DIRECTIONS
Below is some material; transcribe all of it exactly.

═══

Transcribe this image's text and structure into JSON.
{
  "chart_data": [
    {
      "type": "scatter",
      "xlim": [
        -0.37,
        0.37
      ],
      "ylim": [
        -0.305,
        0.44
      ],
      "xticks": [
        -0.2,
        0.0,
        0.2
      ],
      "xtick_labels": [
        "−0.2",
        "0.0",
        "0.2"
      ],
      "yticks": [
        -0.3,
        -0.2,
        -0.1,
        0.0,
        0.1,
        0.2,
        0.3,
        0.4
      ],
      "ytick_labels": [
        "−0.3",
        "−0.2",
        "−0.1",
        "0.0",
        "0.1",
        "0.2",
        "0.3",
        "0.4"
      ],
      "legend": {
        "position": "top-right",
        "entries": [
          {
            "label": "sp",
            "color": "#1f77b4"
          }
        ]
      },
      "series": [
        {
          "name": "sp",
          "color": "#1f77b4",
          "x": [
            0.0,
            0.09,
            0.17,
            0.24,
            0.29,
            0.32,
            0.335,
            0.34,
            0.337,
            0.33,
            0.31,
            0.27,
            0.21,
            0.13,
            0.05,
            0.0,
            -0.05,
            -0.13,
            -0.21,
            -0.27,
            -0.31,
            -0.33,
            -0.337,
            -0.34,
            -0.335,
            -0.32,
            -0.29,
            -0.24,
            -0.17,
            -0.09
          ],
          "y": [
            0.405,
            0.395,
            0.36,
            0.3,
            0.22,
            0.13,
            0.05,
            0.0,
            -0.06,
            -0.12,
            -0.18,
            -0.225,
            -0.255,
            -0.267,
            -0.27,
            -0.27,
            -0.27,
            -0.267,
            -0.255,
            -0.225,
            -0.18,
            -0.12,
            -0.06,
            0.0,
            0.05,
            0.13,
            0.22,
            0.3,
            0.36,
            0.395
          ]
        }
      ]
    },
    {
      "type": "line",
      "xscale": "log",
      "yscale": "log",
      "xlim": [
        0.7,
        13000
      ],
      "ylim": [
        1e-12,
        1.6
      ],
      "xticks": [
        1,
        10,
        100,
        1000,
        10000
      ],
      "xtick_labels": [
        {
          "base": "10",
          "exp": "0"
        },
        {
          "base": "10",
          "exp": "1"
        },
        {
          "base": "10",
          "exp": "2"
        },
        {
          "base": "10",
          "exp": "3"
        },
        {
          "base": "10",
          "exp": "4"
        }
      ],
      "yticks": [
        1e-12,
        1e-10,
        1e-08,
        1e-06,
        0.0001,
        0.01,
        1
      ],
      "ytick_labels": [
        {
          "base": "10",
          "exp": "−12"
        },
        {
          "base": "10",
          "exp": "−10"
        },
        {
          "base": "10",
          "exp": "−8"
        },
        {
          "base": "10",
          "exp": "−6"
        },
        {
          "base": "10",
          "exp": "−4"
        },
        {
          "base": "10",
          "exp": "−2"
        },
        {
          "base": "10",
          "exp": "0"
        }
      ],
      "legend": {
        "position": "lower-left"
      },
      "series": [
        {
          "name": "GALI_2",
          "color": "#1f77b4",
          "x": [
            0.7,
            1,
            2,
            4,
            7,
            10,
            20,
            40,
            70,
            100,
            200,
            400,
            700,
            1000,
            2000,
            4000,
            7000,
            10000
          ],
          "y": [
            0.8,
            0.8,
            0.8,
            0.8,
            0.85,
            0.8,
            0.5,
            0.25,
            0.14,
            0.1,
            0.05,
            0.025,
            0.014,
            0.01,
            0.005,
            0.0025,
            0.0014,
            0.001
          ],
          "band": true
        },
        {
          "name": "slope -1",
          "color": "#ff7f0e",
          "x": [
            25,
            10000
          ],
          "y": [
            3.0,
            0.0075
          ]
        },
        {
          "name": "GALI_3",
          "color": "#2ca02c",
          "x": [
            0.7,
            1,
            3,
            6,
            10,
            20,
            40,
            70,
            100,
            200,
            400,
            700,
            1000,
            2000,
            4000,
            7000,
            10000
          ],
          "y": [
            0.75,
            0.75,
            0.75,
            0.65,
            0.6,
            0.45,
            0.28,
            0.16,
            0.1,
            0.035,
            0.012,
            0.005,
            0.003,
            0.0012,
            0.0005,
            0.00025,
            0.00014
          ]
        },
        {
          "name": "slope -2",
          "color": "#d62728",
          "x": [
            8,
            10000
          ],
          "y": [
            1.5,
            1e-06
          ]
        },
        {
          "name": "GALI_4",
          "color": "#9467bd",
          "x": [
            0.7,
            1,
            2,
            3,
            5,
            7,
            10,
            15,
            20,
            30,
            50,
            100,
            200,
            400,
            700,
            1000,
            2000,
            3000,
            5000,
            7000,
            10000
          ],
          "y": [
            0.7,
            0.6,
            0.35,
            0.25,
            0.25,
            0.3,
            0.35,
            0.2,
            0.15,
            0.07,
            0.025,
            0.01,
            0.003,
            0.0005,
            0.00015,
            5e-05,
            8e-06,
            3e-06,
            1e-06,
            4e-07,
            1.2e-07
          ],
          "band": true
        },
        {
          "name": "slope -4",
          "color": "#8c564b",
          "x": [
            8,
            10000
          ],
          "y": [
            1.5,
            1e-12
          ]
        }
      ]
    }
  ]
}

═══

TASK OUTPUT
Transcribe this image's text and structure into JSON.
{
  "chart_data": [
    {
      "type": "scatter",
      "xlim": [
        -0.37,
        0.37
      ],
      "ylim": [
        -0.305,
        0.44
      ],
      "xticks": [
        -0.2,
        0.0,
        0.2
      ],
      "xtick_labels": [
        "−0.2",
        "0.0",
        "0.2"
      ],
      "yticks": [
        -0.3,
        -0.2,
        -0.1,
        0.0,
        0.1,
        0.2,
        0.3,
        0.4
      ],
      "ytick_labels": [
        "−0.3",
        "−0.2",
        "−0.1",
        "0.0",
        "0.1",
        "0.2",
        "0.3",
        "0.4"
      ],
      "legend": {
        "position": "top-right",
        "entries": [
          {
            "label": "sp",
            "color": "#1f77b4"
          }
        ]
      },
      "series": [
        {
          "name": "sp",
          "color": "#1f77b4",
          "x": [
            0.0,
            0.09,
            0.17,
            0.24,
            0.29,
            0.32,
            0.335,
            0.34,
            0.337,
            0.33,
            0.31,
            0.27,
            0.21,
            0.13,
            0.05,
            0.0,
            -0.05,
            -0.13,
            -0.21,
            -0.27,
            -0.31,
            -0.33,
            -0.337,
            -0.34,
            -0.335,
            -0.32,
            -0.29,
            -0.24,
            -0.17,
            -0.09
          ],
          "y": [
            0.405,
            0.395,
            0.36,
            0.3,
            0.22,
            0.13,
            0.05,
            0.0,
            -0.06,
            -0.12,
            -0.18,
            -0.225,
            -0.255,
            -0.267,
            -0.27,
            -0.27,
            -0.27,
            -0.267,
            -0.255,
            -0.225,
            -0.18,
            -0.12,
            -0.06,
            0.0,
            0.05,
            0.13,
            0.22,
            0.3,
            0.36,
            0.395
          ]
        }
      ]
    },
    {
      "type": "line",
      "xscale": "log",
      "yscale": "log",
      "xlim": [
        0.7,
        13000
      ],
      "ylim": [
        1e-12,
        1.6
      ],
      "xticks": [
        1,
        10,
        100,
        1000,
        10000
      ],
      "xtick_labels": [
        {
          "base": "10",
          "exp": "0"
        },
        {
          "base": "10",
          "exp": "1"
        },
        {
          "base": "10",
          "exp": "2"
        },
        {
          "base": "10",
          "exp": "3"
        },
        {
          "base": "10",
          "exp": "4"
        }
      ],
      "yticks": [
        1e-12,
        1e-10,
        1e-08,
        1e-06,
        0.0001,
        0.01,
        1
      ],
      "ytick_labels": [
        {
          "base": "10",
          "exp": "−12"
        },
        {
          "base": "10",
          "exp": "−10"
        },
        {
          "base": "10",
          "exp": "−8"
        },
        {
          "base": "10",
          "exp": "−6"
        },
        {
          "base": "10",
          "exp": "−4"
        },
        {
          "base": "10",
          "exp": "−2"
        },
        {
          "base": "10",
          "exp": "0"
        }
      ],
      "legend": {
        "position": "lower-left"
      },
      "series": [
        {
          "name": "GALI_2",
          "color": "#1f77b4",
          "x": [
            0.7,
            1,
            2,
            4,
            7,
            10,
            20,
            40,
            70,
            100,
            200,
            400,
            700,
            1000,
            2000,
            4000,
            7000,
            10000
          ],
          "y": [
            0.8,
            0.8,
            0.8,
            0.8,
            0.85,
            0.8,
            0.5,
            0.25,
            0.14,
            0.1,
            0.05,
            0.025,
            0.014,
            0.01,
            0.005,
            0.0025,
            0.0014,
            0.001
          ],
          "band": true
        },
        {
          "name": "slope -1",
          "color": "#ff7f0e",
          "x": [
            25,
            10000
          ],
          "y": [
            3.0,
            0.0075
          ]
        },
        {
          "name": "GALI_3",
          "color": "#2ca02c",
          "x": [
            0.7,
            1,
            3,
            6,
            10,
            20,
            40,
            70,
            100,
            200,
            400,
            700,
            1000,
            2000,
            4000,
            7000,
            10000
          ],
          "y": [
            0.75,
            0.75,
            0.75,
            0.65,
            0.6,
            0.45,
            0.28,
            0.16,
            0.1,
            0.035,
            0.012,
            0.005,
            0.003,
            0.0012,
            0.0005,
            0.00025,
            0.00014
          ]
        },
        {
          "name": "slope -2",
          "color": "#d62728",
          "x": [
            8,
            10000
          ],
          "y": [
            1.5,
            1e-06
          ]
        },
        {
          "name": "GALI_4",
          "color": "#9467bd",
          "x": [
            0.7,
            1,
            2,
            3,
            5,
            7,
            10,
            15,
            20,
            30,
            50,
            100,
            200,
            400,
            700,
            1000,
            2000,
            3000,
            5000,
            7000,
            10000
          ],
          "y": [
            0.7,
            0.6,
            0.35,
            0.25,
            0.25,
            0.3,
            0.35,
            0.2,
            0.15,
            0.07,
            0.025,
            0.01,
            0.003,
            0.0005,
            0.00015,
            5e-05,
            8e-06,
            3e-06,
            1e-06,
            4e-07,
            1.2e-07
          ],
          "band": true
        },
        {
          "name": "slope -4",
          "color": "#8c564b",
          "x": [
            8,
            10000
          ],
          "y": [
            1.5,
            1e-12
          ]
        }
      ]
    }
  ]
}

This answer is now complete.